>> START Supplied data
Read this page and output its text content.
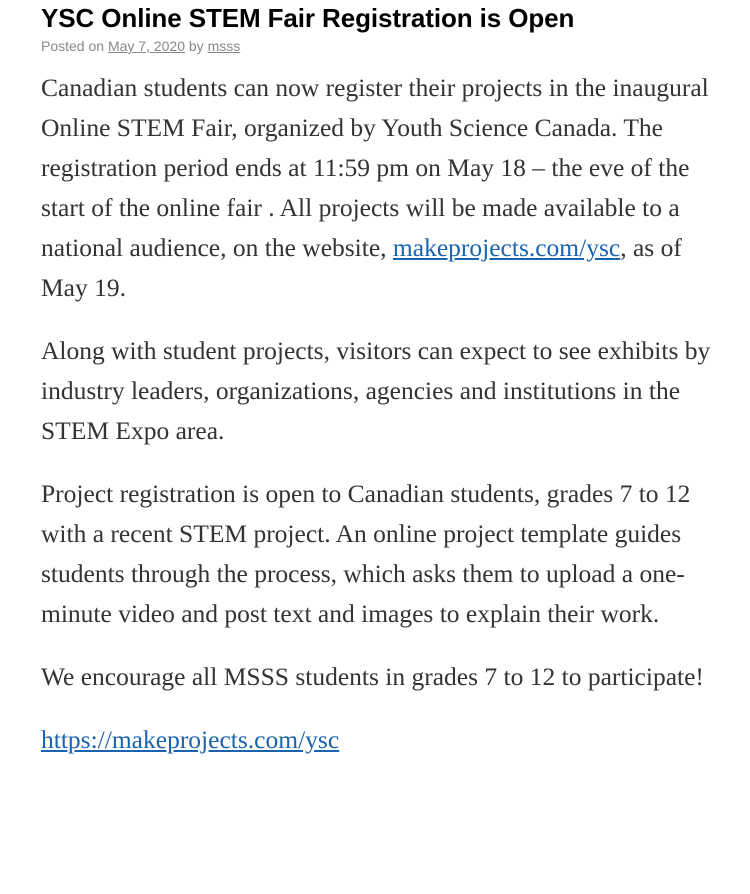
YSC Online STEM Fair Registration is Open
Posted on May 7, 2020 by msss

Canadian students can now register their projects in the inaugural Online STEM Fair, organized by Youth Science Canada. The registration period ends at 11:59 pm on May 18 – the eve of the start of the online fair . All projects will be made available to a national audience, on the website, makeprojects.com/ysc, as of May 19.

Along with student projects, visitors can expect to see exhibits by industry leaders, organizations, agencies and institutions in the STEM Expo area.

Project registration is open to Canadian students, grades 7 to 12 with a recent STEM project. An online project template guides students through the process, which asks them to upload a one-minute video and post text and images to explain their work.

We encourage all MSSS students in grades 7 to 12 to participate!

https://makeprojects.com/ysc
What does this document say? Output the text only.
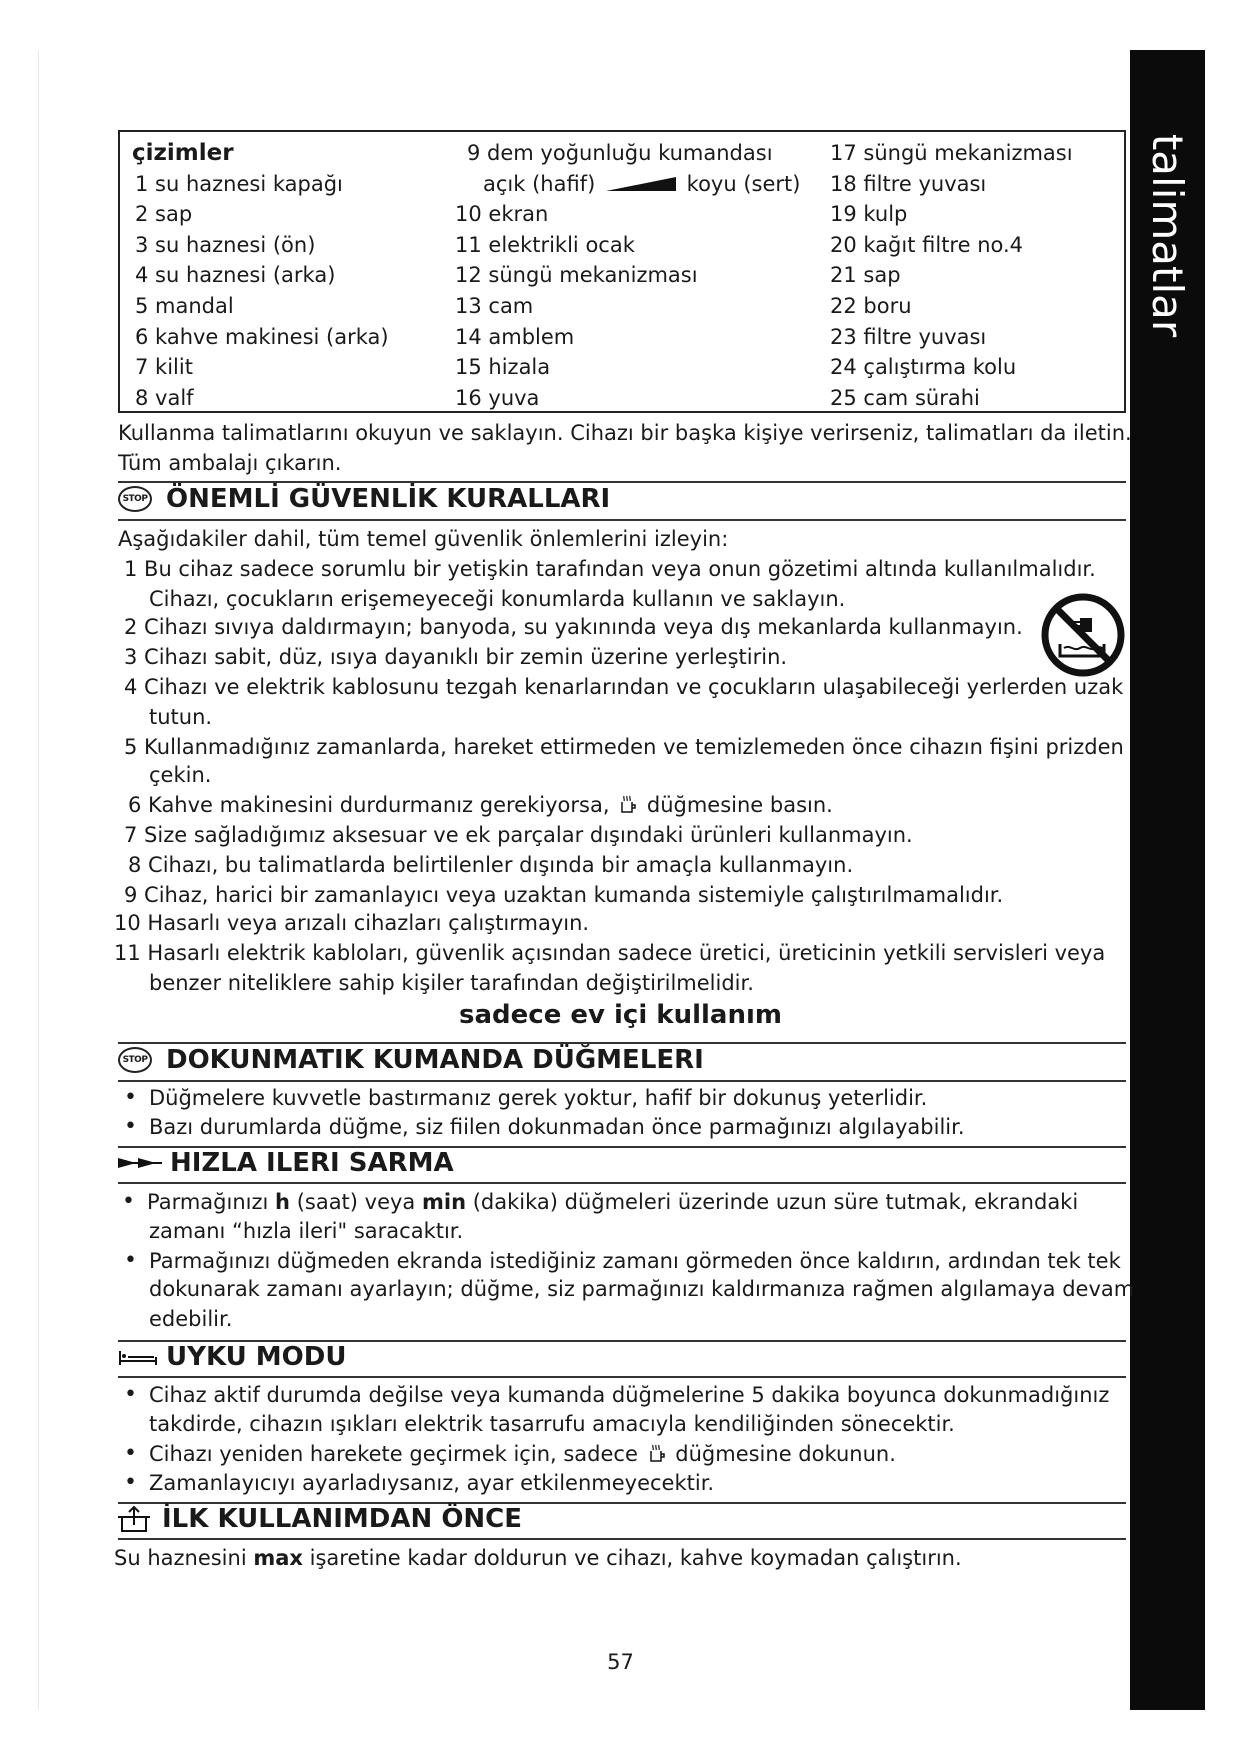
talimatlar
çizimler
1 su haznesi kapağı
2 sap
3 su haznesi (ön)
4 su haznesi (arka)
5 mandal
6 kahve makinesi (arka)
7 kilit
8 valf
9 dem yoğunluğu kumandası
açık (hafif)	koyu (sert)
10 ekran
11 elektrikli ocak
12 süngü mekanizması
13 cam
14 amblem
15 hizala
16 yuva
17 süngü mekanizması
18 filtre yuvası
19 kulp
20 kağıt filtre no.4
21 sap
22 boru
23 filtre yuvası
24 çalıştırma kolu
25 cam sürahi
Kullanma talimatlarını okuyun ve saklayın. Cihazı bir başka kişiye verirseniz, talimatları da iletin.
Tüm ambalajı çıkarın.
STOP ÖNEMLİ GÜVENLİK KURALLARI
Aşağıdakiler dahil, tüm temel güvenlik önlemlerini izleyin:
1 Bu cihaz sadece sorumlu bir yetişkin tarafından veya onun gözetimi altında kullanılmalıdır.
Cihazı, çocukların erişemeyeceği konumlarda kullanın ve saklayın.
2 Cihazı sıvıya daldırmayın; banyoda, su yakınında veya dış mekanlarda kullanmayın.
3 Cihazı sabit, düz, ısıya dayanıklı bir zemin üzerine yerleştirin.
4 Cihazı ve elektrik kablosunu tezgah kenarlarından ve çocukların ulaşabileceği yerlerden uzak
tutun.
5 Kullanmadığınız zamanlarda, hareket ettirmeden ve temizlemeden önce cihazın fişini prizden
çekin.
6 Kahve makinesini durdurmanız gerekiyorsa, düğmesine basın.
7 Size sağladığımız aksesuar ve ek parçalar dışındaki ürünleri kullanmayın.
8 Cihazı, bu talimatlarda belirtilenler dışında bir amaçla kullanmayın.
9 Cihaz, harici bir zamanlayıcı veya uzaktan kumanda sistemiyle çalıştırılmamalıdır.
10 Hasarlı veya arızalı cihazları çalıştırmayın.
11 Hasarlı elektrik kabloları, güvenlik açısından sadece üretici, üreticinin yetkili servisleri veya
benzer niteliklere sahip kişiler tarafından değiştirilmelidir.
sadece ev içi kullanım
STOP DOKUNMATIK KUMANDA DÜĞMELERI
• Düğmelere kuvvetle bastırmanız gerek yoktur, hafif bir dokunuş yeterlidir.
• Bazı durumlarda düğme, siz fiilen dokunmadan önce parmağınızı algılayabilir.
HIZLA ILERI SARMA
• Parmağınızı h (saat) veya min (dakika) düğmeleri üzerinde uzun süre tutmak, ekrandaki
zamanı “hızla ileri" saracaktır.
• Parmağınızı düğmeden ekranda istediğiniz zamanı görmeden önce kaldırın, ardından tek tek
dokunarak zamanı ayarlayın; düğme, siz parmağınızı kaldırmanıza rağmen algılamaya devam
edebilir.
UYKU MODU
• Cihaz aktif durumda değilse veya kumanda düğmelerine 5 dakika boyunca dokunmadığınız
takdirde, cihazın ışıkları elektrik tasarrufu amacıyla kendiliğinden sönecektir.
• Cihazı yeniden harekete geçirmek için, sadece düğmesine dokunun.
• Zamanlayıcıyı ayarladıysanız, ayar etkilenmeyecektir.
İLK KULLANIMDAN ÖNCE
Su haznesini max işaretine kadar doldurun ve cihazı, kahve koymadan çalıştırın.
57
>> END Supplied data
*Exercise aim*.
Read the lines above. Gather those in which the string "tarafından" is found.

*Task solution*.
1 Bu cihaz sadece sorumlu bir yetişkin tarafından veya onun gözetimi altında kullanılmalıdır.
benzer niteliklere sahip kişiler tarafından değiştirilmelidir.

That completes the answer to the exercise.